» Task instructions
Scan the listing below for the word "National" and state how many lines hold it. Write nothing but the number.

— Start —

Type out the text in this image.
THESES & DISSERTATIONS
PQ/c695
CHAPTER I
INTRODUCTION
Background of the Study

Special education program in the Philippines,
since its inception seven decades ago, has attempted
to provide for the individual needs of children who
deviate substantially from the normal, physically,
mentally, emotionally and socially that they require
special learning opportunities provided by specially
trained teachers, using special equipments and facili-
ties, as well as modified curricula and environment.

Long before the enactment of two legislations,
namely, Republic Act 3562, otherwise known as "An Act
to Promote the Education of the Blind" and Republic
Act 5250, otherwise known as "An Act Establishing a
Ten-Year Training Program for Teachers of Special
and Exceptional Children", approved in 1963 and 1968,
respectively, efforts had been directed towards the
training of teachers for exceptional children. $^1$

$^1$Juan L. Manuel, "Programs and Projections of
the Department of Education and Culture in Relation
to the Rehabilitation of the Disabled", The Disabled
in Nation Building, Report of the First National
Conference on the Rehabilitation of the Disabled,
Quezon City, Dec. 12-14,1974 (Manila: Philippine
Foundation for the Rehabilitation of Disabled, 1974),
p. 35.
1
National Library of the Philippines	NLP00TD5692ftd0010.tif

— End —

» Reply to the task
2